▶ WRITTEN INSTRUCTION
Copy the data precisely, character for character, and leave out every picture.

▶ RECORDS SUPPLIED
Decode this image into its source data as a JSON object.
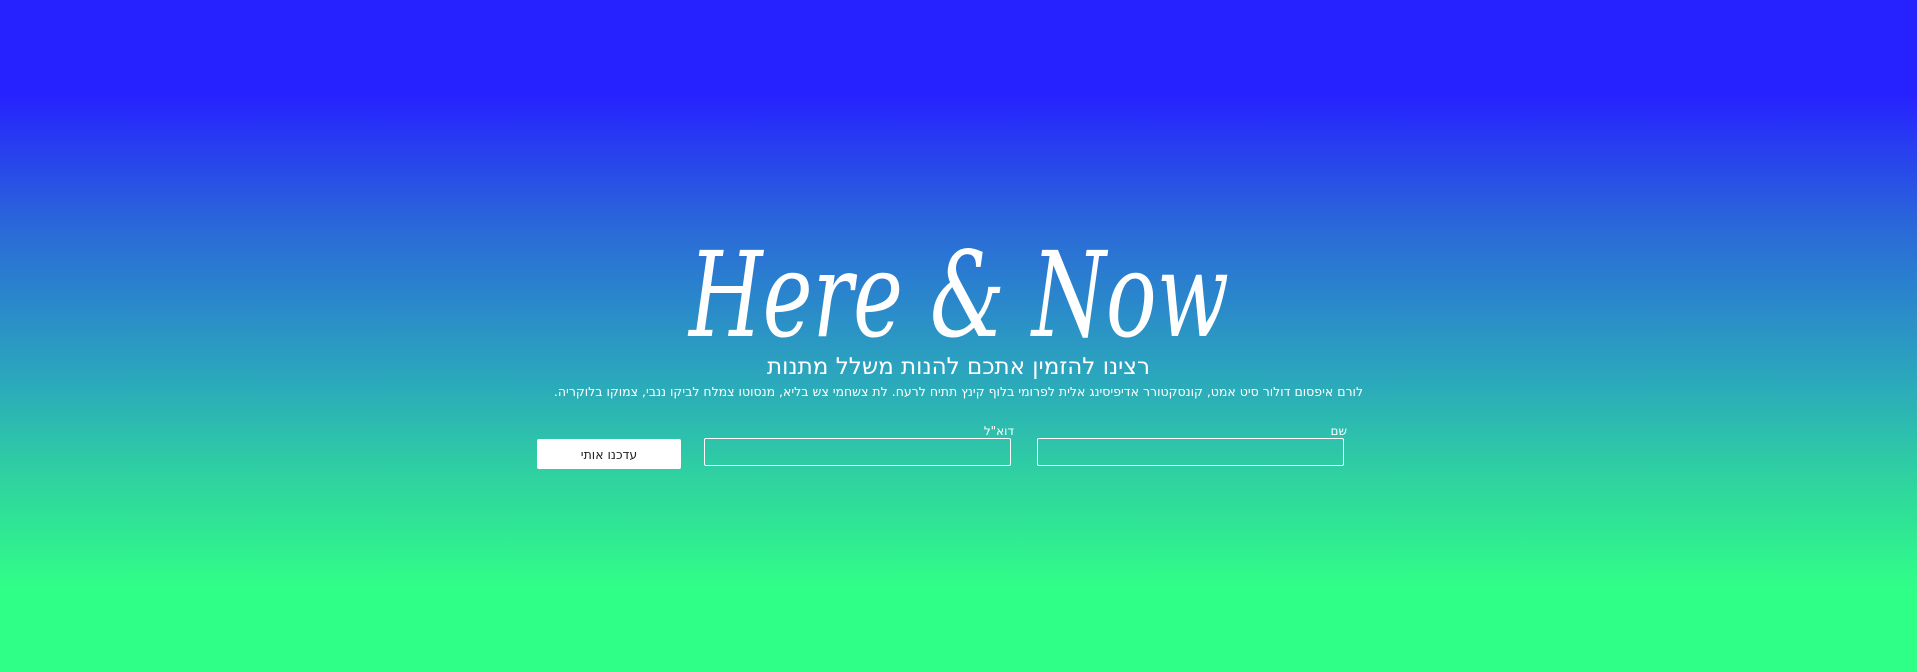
{
  "hero": {
    "logo_text": "Here & Now",
    "headline": "רצינו להזמין אתכם להנות משלל מתנות",
    "subtext": "לורם איפסום דולור סיט אמט, קונסקטורר אדיפיסינג אלית לפרומי בלוף קינץ תתיח לרעח. לת צשחמי צש בליא, מנסוטו צמלח לביקו ננבי, צמוקו בלוקריה."
  },
  "form": {
    "name_label": "שם",
    "name_value": "",
    "email_label": "דוא\"ל",
    "email_value": "",
    "submit_label": "עדכנו אותי"
  },
  "colors": {
    "gradient_top": "#2622ff",
    "gradient_bottom": "#30ff87",
    "text": "#ffffff",
    "button_bg": "#ffffff",
    "button_text": "#222222"
  }
}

▶ SOLUTION TO THIS PROBLEM
Decode this image into its source data as a JSON object.
{
  "hero": {
    "logo_text": "Here & Now",
    "headline": "רצינו להזמין אתכם להנות משלל מתנות",
    "subtext": "לורם איפסום דולור סיט אמט, קונסקטורר אדיפיסינג אלית לפרומי בלוף קינץ תתיח לרעח. לת צשחמי צש בליא, מנסוטו צמלח לביקו ננבי, צמוקו בלוקריה."
  },
  "form": {
    "name_label": "שם",
    "name_value": "",
    "email_label": "דוא\"ל",
    "email_value": "",
    "submit_label": "עדכנו אותי"
  },
  "colors": {
    "gradient_top": "#2622ff",
    "gradient_bottom": "#30ff87",
    "text": "#ffffff",
    "button_bg": "#ffffff",
    "button_text": "#222222"
  }
}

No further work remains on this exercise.